== Extracted records ==
*****

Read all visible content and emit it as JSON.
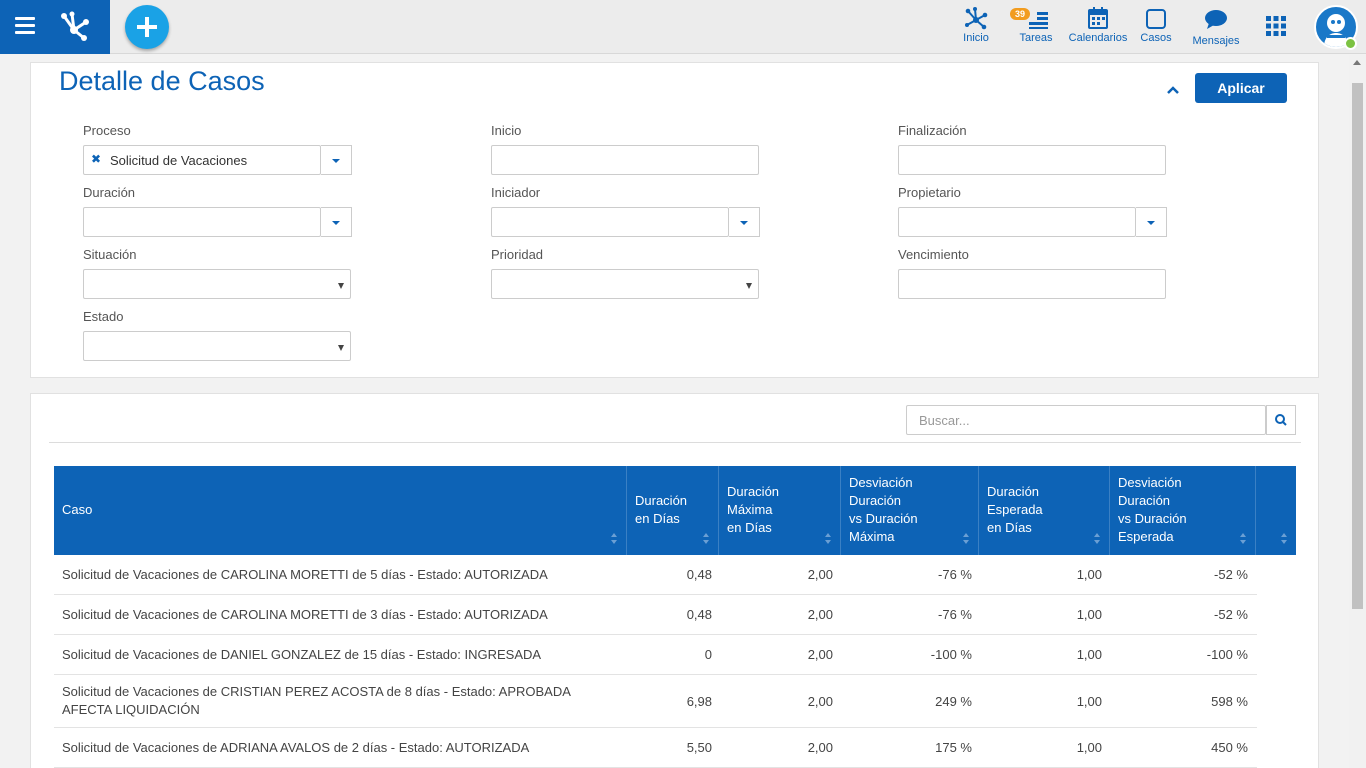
{
  "topbar": {
    "nav": [
      {
        "label": "Inicio",
        "icon": "process-icon"
      },
      {
        "label": "Tareas",
        "icon": "tasks-icon",
        "badge": "39"
      },
      {
        "label": "Calendarios",
        "icon": "calendar-icon"
      },
      {
        "label": "Casos",
        "icon": "cases-icon"
      },
      {
        "label": "Mensajes",
        "icon": "messages-icon"
      }
    ]
  },
  "page": {
    "title": "Detalle de Casos",
    "apply_label": "Aplicar"
  },
  "filters": {
    "proceso": {
      "label": "Proceso",
      "value": "Solicitud de Vacaciones"
    },
    "inicio": {
      "label": "Inicio",
      "value": ""
    },
    "finalizacion": {
      "label": "Finalización",
      "value": ""
    },
    "duracion": {
      "label": "Duración",
      "value": ""
    },
    "iniciador": {
      "label": "Iniciador",
      "value": ""
    },
    "propietario": {
      "label": "Propietario",
      "value": ""
    },
    "situacion": {
      "label": "Situación",
      "value": ""
    },
    "prioridad": {
      "label": "Prioridad",
      "value": ""
    },
    "vencimiento": {
      "label": "Vencimiento",
      "value": ""
    },
    "estado": {
      "label": "Estado",
      "value": ""
    }
  },
  "search": {
    "placeholder": "Buscar..."
  },
  "table": {
    "columns": [
      "Caso",
      "Duración\nen Días",
      "Duración\nMáxima\nen Días",
      "Desviación\nDuración\nvs Duración\nMáxima",
      "Duración\nEsperada\nen Días",
      "Desviación\nDuración\nvs Duración\nEsperada"
    ],
    "rows": [
      {
        "caso": "Solicitud de Vacaciones de CAROLINA MORETTI de 5 días - Estado: AUTORIZADA",
        "dur": "0,48",
        "max": "2,00",
        "desv_max": "-76 %",
        "esp": "1,00",
        "desv_esp": "-52 %"
      },
      {
        "caso": "Solicitud de Vacaciones de CAROLINA MORETTI de 3 días - Estado: AUTORIZADA",
        "dur": "0,48",
        "max": "2,00",
        "desv_max": "-76 %",
        "esp": "1,00",
        "desv_esp": "-52 %"
      },
      {
        "caso": "Solicitud de Vacaciones de DANIEL GONZALEZ de 15 días - Estado: INGRESADA",
        "dur": "0",
        "max": "2,00",
        "desv_max": "-100 %",
        "esp": "1,00",
        "desv_esp": "-100 %"
      },
      {
        "caso": "Solicitud de Vacaciones de CRISTIAN PEREZ ACOSTA de 8 días - Estado: APROBADA AFECTA LIQUIDACIÓN",
        "dur": "6,98",
        "max": "2,00",
        "desv_max": "249 %",
        "esp": "1,00",
        "desv_esp": "598 %"
      },
      {
        "caso": "Solicitud de Vacaciones de ADRIANA AVALOS de 2 días - Estado: AUTORIZADA",
        "dur": "5,50",
        "max": "2,00",
        "desv_max": "175 %",
        "esp": "1,00",
        "desv_esp": "450 %"
      }
    ]
  },
  "colors": {
    "primary": "#0d63b6",
    "accent": "#1aa2e6",
    "badge": "#f29c1f",
    "online": "#7cc242"
  }
}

*****

== Task requirements ==
Copy every line that includes the string "MORETTI" from the material above.

== Full solution ==
        "caso": "Solicitud de Vacaciones de CAROLINA MORETTI de 5 días - Estado: AUTORIZADA",
        "caso": "Solicitud de Vacaciones de CAROLINA MORETTI de 3 días - Estado: AUTORIZADA",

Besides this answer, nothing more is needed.